◆ The task: Lay out as a numbered list, with blank lines omitted, the rows beginning at the line that contains "top-header: G alltine" and ending after the line that contains "drop-files-text: or drop".

◆ Dataset rows:

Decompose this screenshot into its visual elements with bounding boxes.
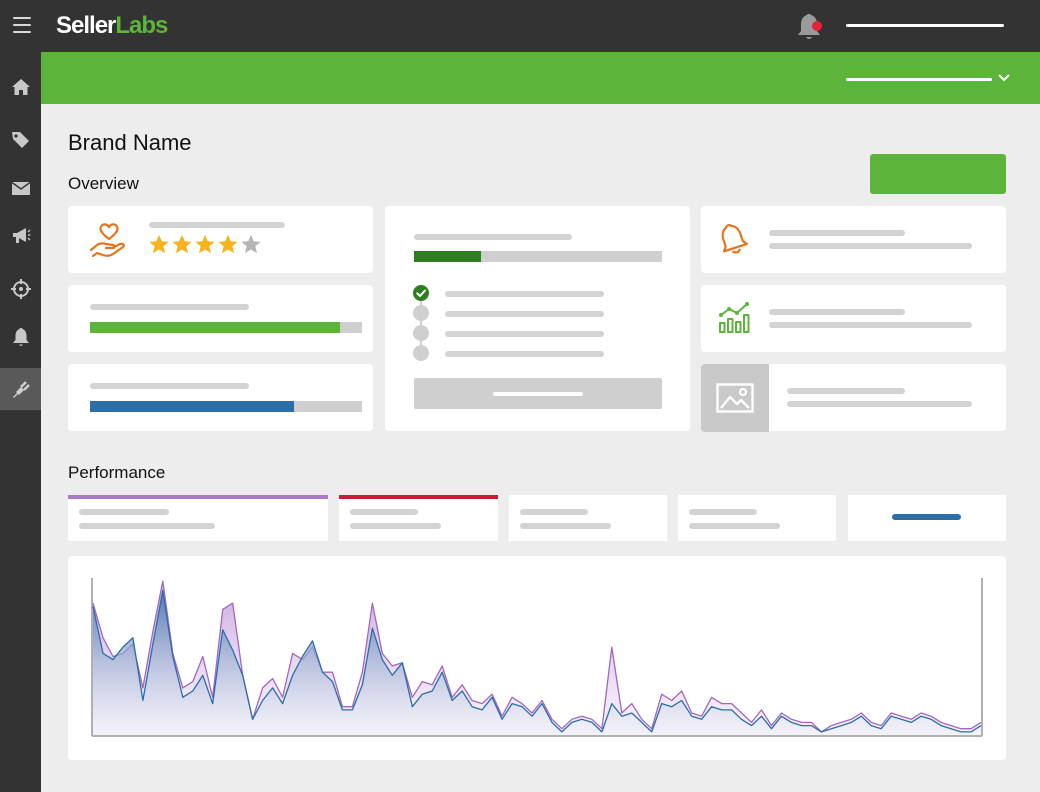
growth-line-1 bbox=[769, 309, 905, 315]
checklist-progress-fill bbox=[414, 251, 481, 262]
sidebar-item-alerts[interactable] bbox=[0, 316, 41, 358]
rating-label-line bbox=[149, 222, 285, 228]
alerts-line-1 bbox=[769, 230, 905, 236]
green-progress-label-line bbox=[90, 304, 249, 310]
sidebar-item-integrations[interactable] bbox=[0, 368, 41, 410]
checklist-card bbox=[385, 206, 690, 431]
blue-progress-fill bbox=[90, 401, 294, 412]
notification-bell-icon[interactable] bbox=[795, 12, 823, 42]
main-content: Brand Name Overview Performance bbox=[41, 104, 1040, 792]
menu-icon[interactable] bbox=[13, 17, 31, 33]
green-progress-fill bbox=[90, 322, 341, 333]
primary-action-button[interactable] bbox=[870, 154, 1006, 194]
alerts-card[interactable] bbox=[701, 206, 1006, 273]
star-icon bbox=[218, 234, 238, 254]
page-title: Brand Name bbox=[68, 130, 192, 155]
checklist-progress-track bbox=[414, 251, 662, 262]
checklist-step-1[interactable] bbox=[413, 285, 429, 301]
home-icon bbox=[11, 79, 30, 95]
logo[interactable]: SellerLabs bbox=[56, 12, 168, 40]
tab-3-line-2 bbox=[520, 523, 611, 529]
tab-1-line-1 bbox=[79, 509, 169, 515]
blue-progress-card[interactable] bbox=[68, 364, 373, 431]
checklist-action-button[interactable] bbox=[414, 378, 662, 409]
performance-chart bbox=[91, 578, 983, 737]
image-icon bbox=[716, 383, 754, 413]
checklist-item-4-line bbox=[445, 351, 604, 357]
performance-tab-3[interactable] bbox=[509, 495, 667, 541]
checklist-step-3[interactable] bbox=[413, 325, 429, 341]
image-line-2 bbox=[787, 401, 972, 407]
sidebar-item-targeting[interactable] bbox=[0, 268, 41, 310]
tab-5-line bbox=[892, 514, 961, 520]
sidebar-item-campaigns[interactable] bbox=[0, 215, 41, 257]
alerts-line-2 bbox=[769, 243, 972, 249]
sidebar-item-tags[interactable] bbox=[0, 119, 41, 161]
tab-2-line-2 bbox=[350, 523, 441, 529]
series-layer bbox=[92, 580, 982, 735]
tab-4-line-2 bbox=[689, 523, 780, 529]
user-menu[interactable] bbox=[846, 24, 1004, 27]
store-bar bbox=[41, 52, 1040, 104]
bell-icon bbox=[12, 328, 29, 346]
performance-tab-4[interactable] bbox=[678, 495, 836, 541]
mail-icon bbox=[11, 181, 30, 195]
rating-card[interactable] bbox=[68, 206, 373, 273]
store-selector[interactable] bbox=[846, 78, 992, 81]
tab-1-line-2 bbox=[79, 523, 215, 529]
tab-indicator-purple bbox=[68, 495, 328, 499]
checklist-step-4[interactable] bbox=[413, 345, 429, 361]
star-rating bbox=[148, 234, 262, 255]
growth-card[interactable] bbox=[701, 285, 1006, 352]
checklist-item-2-line bbox=[445, 311, 604, 317]
image-card[interactable] bbox=[701, 364, 1006, 432]
tag-icon bbox=[11, 132, 29, 148]
checklist-item-3-line bbox=[445, 331, 604, 337]
checklist-item-1-line bbox=[445, 291, 604, 297]
notification-dot bbox=[812, 21, 822, 31]
tab-2-line-1 bbox=[350, 509, 418, 515]
sidebar-item-messages[interactable] bbox=[0, 167, 41, 209]
star-empty-icon bbox=[241, 234, 261, 254]
top-bar: SellerLabs bbox=[0, 0, 1040, 52]
performance-tab-2[interactable] bbox=[339, 495, 498, 541]
chevron-down-icon[interactable] bbox=[997, 72, 1011, 84]
growth-line-2 bbox=[769, 322, 972, 328]
megaphone-icon bbox=[12, 228, 30, 243]
sidebar bbox=[0, 52, 41, 792]
green-progress-card[interactable] bbox=[68, 285, 373, 352]
check-icon bbox=[416, 289, 426, 297]
tab-3-line-1 bbox=[520, 509, 588, 515]
star-icon bbox=[195, 234, 215, 254]
blue-progress-track bbox=[90, 401, 362, 412]
sidebar-item-home[interactable] bbox=[0, 66, 41, 108]
checklist-step-2[interactable] bbox=[413, 305, 429, 321]
tab-4-line-1 bbox=[689, 509, 757, 515]
performance-tab-1[interactable] bbox=[68, 495, 328, 541]
performance-tab-5[interactable] bbox=[848, 495, 1006, 541]
performance-chart-card bbox=[68, 556, 1006, 760]
image-line-1 bbox=[787, 388, 905, 394]
green-progress-track bbox=[90, 322, 362, 333]
star-icon bbox=[149, 234, 169, 254]
crosshair-icon bbox=[10, 279, 31, 299]
growth-chart-icon bbox=[719, 302, 750, 333]
plugin-icon bbox=[12, 381, 30, 398]
heart-hand-icon bbox=[89, 223, 125, 258]
checklist-label-line bbox=[414, 234, 572, 240]
blue-progress-label-line bbox=[90, 383, 249, 389]
star-icon bbox=[172, 234, 192, 254]
bell-outline-icon bbox=[721, 223, 748, 254]
performance-heading: Performance bbox=[68, 463, 166, 482]
tab-indicator-red bbox=[339, 495, 498, 499]
image-placeholder bbox=[701, 364, 769, 432]
overview-heading: Overview bbox=[68, 174, 139, 193]
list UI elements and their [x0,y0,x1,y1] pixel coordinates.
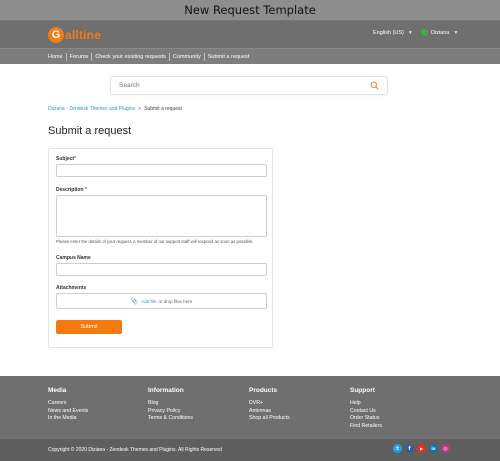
top-header: G alltine English (US) ▼ Diziana ▼ [0,21,500,48]
request-form: Subject* Description * Please enter the … [48,148,273,348]
description-label-text: Description [56,187,84,193]
description-helper-text: Please enter the details of your request… [56,239,254,244]
footer-heading: Products [249,387,278,394]
language-selector[interactable]: English (US) ▼ [373,30,413,36]
instagram-icon[interactable]: ◎ [441,444,450,453]
breadcrumb-current: Submit a request [144,106,182,112]
footer-heading: Support [350,387,375,394]
submit-button[interactable]: Submit [56,320,122,334]
footer-link[interactable]: Order Status [350,415,382,423]
social-links: t f ▶ in ◎ [393,444,450,453]
chevron-down-icon: ▼ [407,30,413,36]
nav-submit-request[interactable]: Submit a request [205,53,253,61]
breadcrumb: Diziana - Zendesk Themes and Plugins > S… [48,106,182,112]
footer-column-support: Support Help Contact Us Order Status Fin… [350,387,382,430]
footer-link[interactable]: DVR+ [249,400,290,408]
subject-label: Subject* [56,156,76,162]
breadcrumb-separator: > [138,106,142,112]
nav-forums[interactable]: Forums [67,52,93,61]
brand-logo[interactable]: G alltine [48,26,102,43]
drop-files-text: or drop files here [158,298,193,304]
attachments-dropzone[interactable]: 📎 Add file or drop files here [56,293,267,309]
footer-link[interactable]: Terms & Conditions [148,415,193,423]
copyright-text: Copyright © 2020 Diziana - Zendesk Theme… [48,447,222,453]
logo-mark: G [48,26,64,43]
description-label: Description * [56,187,87,193]
subject-input[interactable] [57,171,266,183]
twitter-icon[interactable]: t [393,444,402,453]
footer-link[interactable]: Blog [148,400,193,408]
main-nav: Home Forums Check your existing requests… [0,48,500,64]
nav-home[interactable]: Home [48,52,67,61]
required-marker: * [74,156,77,162]
linkedin-icon[interactable]: in [429,444,438,453]
search-input[interactable] [119,82,370,89]
search-icon[interactable] [370,81,379,90]
description-field[interactable] [56,195,267,237]
footer-link[interactable]: Contact Us [350,408,382,416]
footer-heading: Media [48,387,67,394]
attachments-label: Attachments [56,285,87,291]
footer-link[interactable]: Antennas [249,408,290,416]
youtube-icon[interactable]: ▶ [417,444,426,453]
window-title: New Request Template [184,3,316,17]
user-name: Diziana [431,29,450,36]
campus-input[interactable] [57,270,266,282]
footer-link[interactable]: In the Media [48,415,88,423]
nav-check-requests[interactable]: Check your existing requests [92,52,170,61]
footer-link[interactable]: Privacy Policy [148,408,193,416]
subject-field[interactable] [56,164,267,183]
footer-link[interactable]: Help [350,400,382,408]
paperclip-icon: 📎 [130,298,139,305]
footer-heading: Information [148,387,184,394]
footer-column-media: Media Careers News and Events In the Med… [48,387,88,423]
logo-text: alltine [65,27,102,42]
campus-label: Campus Name [56,255,91,261]
chevron-down-icon: ▼ [453,29,459,36]
facebook-icon[interactable]: f [405,444,414,453]
page-title: Submit a request [48,125,132,137]
required-marker: * [84,187,87,193]
subject-label-text: Subject [56,156,75,162]
footer-column-products: Products DVR+ Antennas Shop all Products [249,387,290,423]
footer-link[interactable]: News and Events [48,408,88,416]
campus-field[interactable] [56,263,267,282]
footer: Media Careers News and Events In the Med… [0,376,500,439]
avatar [421,29,428,36]
description-textarea[interactable] [57,196,266,236]
footer-link[interactable]: Careers [48,400,88,408]
footer-link[interactable]: Shop all Products [249,415,290,423]
window-title-bar: New Request Template [0,0,500,21]
search-box [110,76,388,95]
footer-link[interactable]: Find Retailers [350,423,382,431]
nav-community[interactable]: Community [170,52,205,61]
user-menu[interactable]: Diziana ▼ [421,29,458,36]
breadcrumb-parent-link[interactable]: Diziana - Zendesk Themes and Plugins [48,106,135,112]
add-file-link[interactable]: Add file [141,299,156,304]
language-label: English (US) [373,30,404,36]
footer-column-information: Information Blog Privacy Policy Terms & … [148,387,193,423]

◆ Finished task:
1. top-header: G alltine English (US) ▼ Diziana ▼ [0,21,500,48]
2. request-form: Subject* Description * Please enter the … [48,148,273,348]
3. description-label-text: Description [56,187,84,193]
4. description-helper-text: Please enter the details of your request… [56,239,254,244]
5. footer-heading: Products [249,387,278,394]
6. language-selector[interactable]: English (US) ▼ [373,30,413,36]
7. instagram-icon[interactable]: ◎ [441,444,450,453]
8. breadcrumb-current: Submit a request [144,106,182,112]
9. footer-heading: Support [350,387,375,394]
10. submit-button[interactable]: Submit [56,320,122,334]
11. footer-link[interactable]: Order Status [350,415,382,423]
12. social-links: t f ▶ in ◎ [393,444,450,453]
13. chevron-down-icon: ▼ [407,30,413,36]
14. nav-submit-request[interactable]: Submit a request [205,53,253,61]
15. breadcrumb: Diziana - Zendesk Themes and Plugins > S… [48,106,182,112]
16. footer-column-support: Support Help Contact Us Order Status Fin… [350,387,382,430]
17. footer-link[interactable]: DVR+ [249,400,290,408]
18. subject-label: Subject* [56,156,76,162]
19. breadcrumb-separator: > [138,106,142,112]
20. nav-forums[interactable]: Forums [67,52,93,61]
21. brand-logo[interactable]: G alltine [48,26,102,43]
22. drop-files-text: or drop files here [158,298,193,304]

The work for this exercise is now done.